* _INPUT MATERIAL_
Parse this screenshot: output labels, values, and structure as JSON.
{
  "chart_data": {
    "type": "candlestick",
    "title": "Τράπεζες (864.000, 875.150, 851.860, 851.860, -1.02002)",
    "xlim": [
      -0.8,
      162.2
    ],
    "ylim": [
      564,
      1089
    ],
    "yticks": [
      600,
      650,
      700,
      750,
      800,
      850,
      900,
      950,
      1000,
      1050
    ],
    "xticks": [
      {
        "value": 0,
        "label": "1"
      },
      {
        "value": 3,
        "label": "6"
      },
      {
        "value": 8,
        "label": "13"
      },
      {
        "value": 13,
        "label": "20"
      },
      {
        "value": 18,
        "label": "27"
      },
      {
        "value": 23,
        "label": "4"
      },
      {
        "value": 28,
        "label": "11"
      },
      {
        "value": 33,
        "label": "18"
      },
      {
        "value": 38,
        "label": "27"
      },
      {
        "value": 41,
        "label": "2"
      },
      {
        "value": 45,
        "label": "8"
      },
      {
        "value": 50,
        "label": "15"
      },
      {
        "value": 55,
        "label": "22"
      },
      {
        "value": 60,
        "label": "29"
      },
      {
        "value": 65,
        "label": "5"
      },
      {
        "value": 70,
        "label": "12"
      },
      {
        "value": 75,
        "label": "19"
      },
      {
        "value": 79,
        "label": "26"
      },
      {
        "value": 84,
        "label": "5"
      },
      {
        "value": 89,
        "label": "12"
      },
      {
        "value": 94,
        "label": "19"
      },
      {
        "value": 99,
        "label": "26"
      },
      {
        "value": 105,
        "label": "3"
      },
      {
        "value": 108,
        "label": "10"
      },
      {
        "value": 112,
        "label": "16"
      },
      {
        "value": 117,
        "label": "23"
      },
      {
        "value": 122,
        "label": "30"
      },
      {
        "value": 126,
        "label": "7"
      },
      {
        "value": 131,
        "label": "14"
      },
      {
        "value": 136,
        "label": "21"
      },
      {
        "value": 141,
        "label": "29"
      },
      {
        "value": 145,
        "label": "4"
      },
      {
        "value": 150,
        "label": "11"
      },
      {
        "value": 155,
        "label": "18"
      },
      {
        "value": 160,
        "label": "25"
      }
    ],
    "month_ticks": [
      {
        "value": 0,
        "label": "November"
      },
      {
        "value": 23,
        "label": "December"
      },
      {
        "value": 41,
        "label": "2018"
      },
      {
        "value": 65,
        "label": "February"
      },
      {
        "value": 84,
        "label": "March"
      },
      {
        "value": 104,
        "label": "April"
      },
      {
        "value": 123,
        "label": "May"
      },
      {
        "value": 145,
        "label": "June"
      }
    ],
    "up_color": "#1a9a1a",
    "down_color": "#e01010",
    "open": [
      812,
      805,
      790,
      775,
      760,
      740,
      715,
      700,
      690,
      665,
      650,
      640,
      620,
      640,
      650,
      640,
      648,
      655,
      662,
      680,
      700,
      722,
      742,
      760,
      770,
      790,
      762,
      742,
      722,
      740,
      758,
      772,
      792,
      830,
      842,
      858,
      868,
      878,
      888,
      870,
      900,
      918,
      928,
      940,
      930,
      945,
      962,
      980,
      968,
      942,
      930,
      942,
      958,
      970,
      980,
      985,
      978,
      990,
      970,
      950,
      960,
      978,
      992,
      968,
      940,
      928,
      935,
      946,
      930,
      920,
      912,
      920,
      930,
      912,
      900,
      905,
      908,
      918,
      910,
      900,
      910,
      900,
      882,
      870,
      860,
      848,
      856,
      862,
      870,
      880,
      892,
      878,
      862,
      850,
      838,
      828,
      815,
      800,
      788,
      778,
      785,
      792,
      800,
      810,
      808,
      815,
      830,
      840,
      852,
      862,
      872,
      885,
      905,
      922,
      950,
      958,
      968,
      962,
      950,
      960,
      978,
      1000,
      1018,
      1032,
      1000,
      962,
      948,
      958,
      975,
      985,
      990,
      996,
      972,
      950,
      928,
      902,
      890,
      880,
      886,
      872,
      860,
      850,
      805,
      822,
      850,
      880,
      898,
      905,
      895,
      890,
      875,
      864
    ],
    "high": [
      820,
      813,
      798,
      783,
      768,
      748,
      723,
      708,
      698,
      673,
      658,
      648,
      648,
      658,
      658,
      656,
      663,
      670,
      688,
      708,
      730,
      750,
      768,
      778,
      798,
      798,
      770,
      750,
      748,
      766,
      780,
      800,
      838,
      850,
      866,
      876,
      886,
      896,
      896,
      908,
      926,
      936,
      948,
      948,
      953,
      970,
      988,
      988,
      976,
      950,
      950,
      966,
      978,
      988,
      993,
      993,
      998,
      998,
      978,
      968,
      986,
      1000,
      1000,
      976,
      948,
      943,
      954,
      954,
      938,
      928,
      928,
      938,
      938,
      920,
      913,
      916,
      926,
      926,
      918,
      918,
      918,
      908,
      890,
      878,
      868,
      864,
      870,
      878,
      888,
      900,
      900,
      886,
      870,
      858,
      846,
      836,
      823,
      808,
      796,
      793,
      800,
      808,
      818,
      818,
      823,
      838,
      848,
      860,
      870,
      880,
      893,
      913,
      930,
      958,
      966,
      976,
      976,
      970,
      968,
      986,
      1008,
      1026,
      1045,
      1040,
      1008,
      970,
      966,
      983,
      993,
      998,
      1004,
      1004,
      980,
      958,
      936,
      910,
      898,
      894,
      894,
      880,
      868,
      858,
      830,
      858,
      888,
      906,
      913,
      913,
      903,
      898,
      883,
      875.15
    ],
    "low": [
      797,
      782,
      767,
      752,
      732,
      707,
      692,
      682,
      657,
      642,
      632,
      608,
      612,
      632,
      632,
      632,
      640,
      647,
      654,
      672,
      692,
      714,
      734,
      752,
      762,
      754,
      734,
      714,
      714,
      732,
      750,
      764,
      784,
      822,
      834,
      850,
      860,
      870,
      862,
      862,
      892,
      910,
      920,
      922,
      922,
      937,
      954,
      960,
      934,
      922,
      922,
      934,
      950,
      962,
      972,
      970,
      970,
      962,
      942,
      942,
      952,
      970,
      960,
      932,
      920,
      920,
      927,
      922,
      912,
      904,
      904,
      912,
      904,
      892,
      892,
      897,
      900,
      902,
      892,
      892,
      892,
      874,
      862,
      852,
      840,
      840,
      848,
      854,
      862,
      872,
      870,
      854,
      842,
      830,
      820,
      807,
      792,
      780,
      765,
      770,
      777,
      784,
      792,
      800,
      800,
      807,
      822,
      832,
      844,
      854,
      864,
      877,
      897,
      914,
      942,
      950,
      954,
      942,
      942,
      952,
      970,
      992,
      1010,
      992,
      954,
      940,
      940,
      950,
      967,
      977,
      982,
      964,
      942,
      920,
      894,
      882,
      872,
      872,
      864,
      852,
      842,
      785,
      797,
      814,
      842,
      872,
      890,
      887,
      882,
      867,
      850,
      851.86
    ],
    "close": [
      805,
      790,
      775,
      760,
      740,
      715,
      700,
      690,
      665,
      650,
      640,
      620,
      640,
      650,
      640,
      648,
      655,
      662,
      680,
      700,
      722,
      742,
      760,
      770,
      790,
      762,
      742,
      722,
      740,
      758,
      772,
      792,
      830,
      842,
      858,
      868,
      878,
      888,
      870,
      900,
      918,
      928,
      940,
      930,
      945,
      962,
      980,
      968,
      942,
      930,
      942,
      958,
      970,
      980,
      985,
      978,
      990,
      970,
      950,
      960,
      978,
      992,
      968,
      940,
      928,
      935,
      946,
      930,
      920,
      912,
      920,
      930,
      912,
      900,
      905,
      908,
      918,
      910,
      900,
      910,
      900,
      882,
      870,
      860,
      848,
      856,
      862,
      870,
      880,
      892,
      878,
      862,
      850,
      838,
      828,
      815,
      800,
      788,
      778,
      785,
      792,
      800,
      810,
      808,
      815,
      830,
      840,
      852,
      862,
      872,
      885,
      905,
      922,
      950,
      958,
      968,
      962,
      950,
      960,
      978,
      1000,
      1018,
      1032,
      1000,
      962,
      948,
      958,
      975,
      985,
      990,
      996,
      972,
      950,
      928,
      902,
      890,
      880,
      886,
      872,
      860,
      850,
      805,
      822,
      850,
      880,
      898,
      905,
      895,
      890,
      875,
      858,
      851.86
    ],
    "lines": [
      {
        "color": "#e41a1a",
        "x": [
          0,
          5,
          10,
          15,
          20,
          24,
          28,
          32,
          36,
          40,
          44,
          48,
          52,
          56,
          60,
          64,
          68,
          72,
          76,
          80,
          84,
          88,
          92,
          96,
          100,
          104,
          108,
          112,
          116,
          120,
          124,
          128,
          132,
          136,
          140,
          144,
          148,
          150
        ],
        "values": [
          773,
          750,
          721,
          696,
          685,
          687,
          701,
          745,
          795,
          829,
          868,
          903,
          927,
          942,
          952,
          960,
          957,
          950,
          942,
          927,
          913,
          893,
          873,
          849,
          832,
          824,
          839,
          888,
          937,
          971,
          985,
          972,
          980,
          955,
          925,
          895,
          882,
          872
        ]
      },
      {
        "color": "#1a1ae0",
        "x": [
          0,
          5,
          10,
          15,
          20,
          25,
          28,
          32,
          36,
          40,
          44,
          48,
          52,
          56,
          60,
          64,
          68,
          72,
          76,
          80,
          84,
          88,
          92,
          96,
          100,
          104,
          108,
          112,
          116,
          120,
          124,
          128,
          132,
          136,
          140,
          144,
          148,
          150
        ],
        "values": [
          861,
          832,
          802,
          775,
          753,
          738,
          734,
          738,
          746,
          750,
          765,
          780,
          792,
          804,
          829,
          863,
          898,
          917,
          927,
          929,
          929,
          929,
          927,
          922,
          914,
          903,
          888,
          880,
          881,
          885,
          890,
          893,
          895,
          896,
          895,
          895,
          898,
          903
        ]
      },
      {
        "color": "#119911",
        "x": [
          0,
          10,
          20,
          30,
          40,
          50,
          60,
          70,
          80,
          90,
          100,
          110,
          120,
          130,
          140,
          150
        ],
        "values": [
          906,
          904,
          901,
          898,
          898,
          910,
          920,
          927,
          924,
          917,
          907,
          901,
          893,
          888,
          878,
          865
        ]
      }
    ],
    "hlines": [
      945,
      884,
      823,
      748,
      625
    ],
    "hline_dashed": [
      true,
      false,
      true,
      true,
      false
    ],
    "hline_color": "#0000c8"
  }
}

* * *

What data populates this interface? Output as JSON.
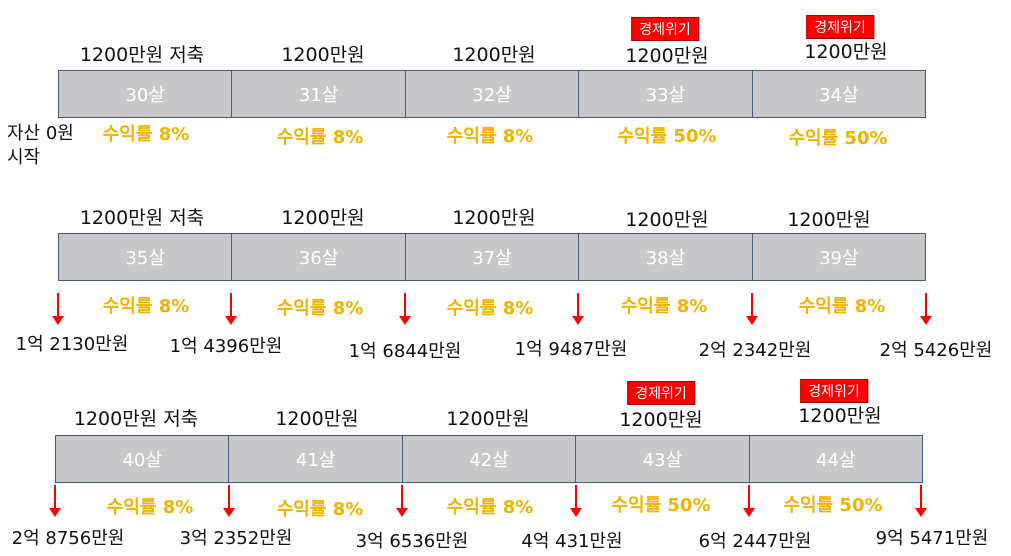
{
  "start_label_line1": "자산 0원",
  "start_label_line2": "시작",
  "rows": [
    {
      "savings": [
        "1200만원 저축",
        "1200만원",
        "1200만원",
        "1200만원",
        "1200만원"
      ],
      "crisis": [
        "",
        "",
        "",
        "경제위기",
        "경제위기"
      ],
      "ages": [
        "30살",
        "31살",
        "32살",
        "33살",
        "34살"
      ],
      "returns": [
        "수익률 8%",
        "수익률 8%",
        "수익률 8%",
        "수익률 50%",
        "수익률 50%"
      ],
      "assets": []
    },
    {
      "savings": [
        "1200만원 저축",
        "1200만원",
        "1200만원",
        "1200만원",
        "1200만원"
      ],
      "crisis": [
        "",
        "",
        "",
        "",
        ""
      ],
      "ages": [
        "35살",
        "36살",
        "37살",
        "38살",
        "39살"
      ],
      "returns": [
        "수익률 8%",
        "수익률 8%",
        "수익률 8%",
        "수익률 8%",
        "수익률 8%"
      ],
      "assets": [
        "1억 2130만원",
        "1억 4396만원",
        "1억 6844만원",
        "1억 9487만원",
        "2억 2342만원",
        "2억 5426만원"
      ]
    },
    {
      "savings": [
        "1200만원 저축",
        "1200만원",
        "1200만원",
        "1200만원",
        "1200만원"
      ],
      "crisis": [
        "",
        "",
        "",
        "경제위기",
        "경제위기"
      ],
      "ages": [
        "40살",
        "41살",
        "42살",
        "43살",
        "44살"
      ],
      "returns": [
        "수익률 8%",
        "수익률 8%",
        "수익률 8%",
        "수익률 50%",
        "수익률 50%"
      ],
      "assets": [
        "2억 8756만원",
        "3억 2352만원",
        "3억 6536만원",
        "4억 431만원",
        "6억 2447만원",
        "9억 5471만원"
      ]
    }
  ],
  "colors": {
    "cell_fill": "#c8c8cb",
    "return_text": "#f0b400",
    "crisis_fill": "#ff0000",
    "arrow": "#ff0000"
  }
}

* _TASK_
Give the count of lines that hold the word "this", with nothing added.

* _RESULT BELOW_
2